Begin

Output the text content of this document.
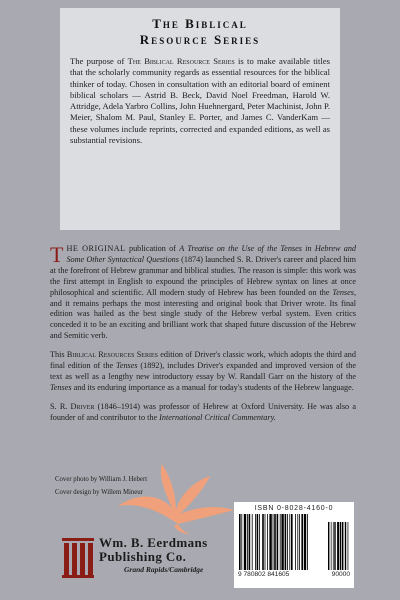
The Biblical
Resource Series
The purpose of The Biblical Resource Series is to make available titles that the scholarly community regards as essential resources for the biblical thinker of today. Chosen in consultation with an editorial board of eminent biblical scholars — Astrid B. Beck, David Noel Freedman, Harold W. Attridge, Adela Yarbro Collins, John Huehnergard, Peter Machinist, John P. Meier, Shalom M. Paul, Stanley E. Porter, and James C. VanderKam — these volumes include reprints, corrected and expanded editions, as well as substantial revisions.

THE ORIGINAL publication of A Treatise on the Use of the Tenses in Hebrew and Some Other Syntactical Questions (1874) launched S. R. Driver's career and placed him at the forefront of Hebrew grammar and biblical studies. The reason is simple: this work was the first attempt in English to expound the principles of Hebrew syntax on lines at once philosophical and scientific. All modern study of Hebrew has been founded on the Tenses, and it remains perhaps the most interesting and original book that Driver wrote. Its final edition was hailed as the best single study of the Hebrew verbal system. Even critics conceded it to be an exciting and brilliant work that shaped future discussion of the Hebrew and Semitic verb.

This Biblical Resources Series edition of Driver's classic work, which adopts the third and final edition of the Tenses (1892), includes Driver's expanded and improved version of the text as well as a lengthy new introductory essay by W. Randall Garr on the history of the Tenses and its enduring importance as a manual for today's students of the Hebrew language.

S. R. Driver (1846–1914) was professor of Hebrew at Oxford University. He was also a founder of and contributor to the International Critical Commentary.

Cover photo by William J. Hebert
Cover design by Willem Mineur
Wm. B. Eerdmans
Publishing Co.
Grand Rapids/Cambridge
ISBN 0-8028-4160-0
9 780802 841605	90000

End

▶ _Aim_
Restate each line of the records exactly; pictures do not belong in the copy.

▶ _Exercise answer_
Output the text content of this document.
The Biblical
Resource Series
The purpose of The Biblical Resource Series is to make available titles that the scholarly community regards as essential resources for the biblical thinker of today. Chosen in consultation with an editorial board of eminent biblical scholars — Astrid B. Beck, David Noel Freedman, Harold W. Attridge, Adela Yarbro Collins, John Huehnergard, Peter Machinist, John P. Meier, Shalom M. Paul, Stanley E. Porter, and James C. VanderKam — these volumes include reprints, corrected and expanded editions, as well as substantial revisions.

THE ORIGINAL publication of A Treatise on the Use of the Tenses in Hebrew and Some Other Syntactical Questions (1874) launched S. R. Driver's career and placed him at the forefront of Hebrew grammar and biblical studies. The reason is simple: this work was the first attempt in English to expound the principles of Hebrew syntax on lines at once philosophical and scientific. All modern study of Hebrew has been founded on the Tenses, and it remains perhaps the most interesting and original book that Driver wrote. Its final edition was hailed as the best single study of the Hebrew verbal system. Even critics conceded it to be an exciting and brilliant work that shaped future discussion of the Hebrew and Semitic verb.

This Biblical Resources Series edition of Driver's classic work, which adopts the third and final edition of the Tenses (1892), includes Driver's expanded and improved version of the text as well as a lengthy new introductory essay by W. Randall Garr on the history of the Tenses and its enduring importance as a manual for today's students of the Hebrew language.

S. R. Driver (1846–1914) was professor of Hebrew at Oxford University. He was also a founder of and contributor to the International Critical Commentary.

Cover photo by William J. Hebert
Cover design by Willem Mineur
Wm. B. Eerdmans
Publishing Co.
Grand Rapids/Cambridge
ISBN 0-8028-4160-0
9 780802 841605	90000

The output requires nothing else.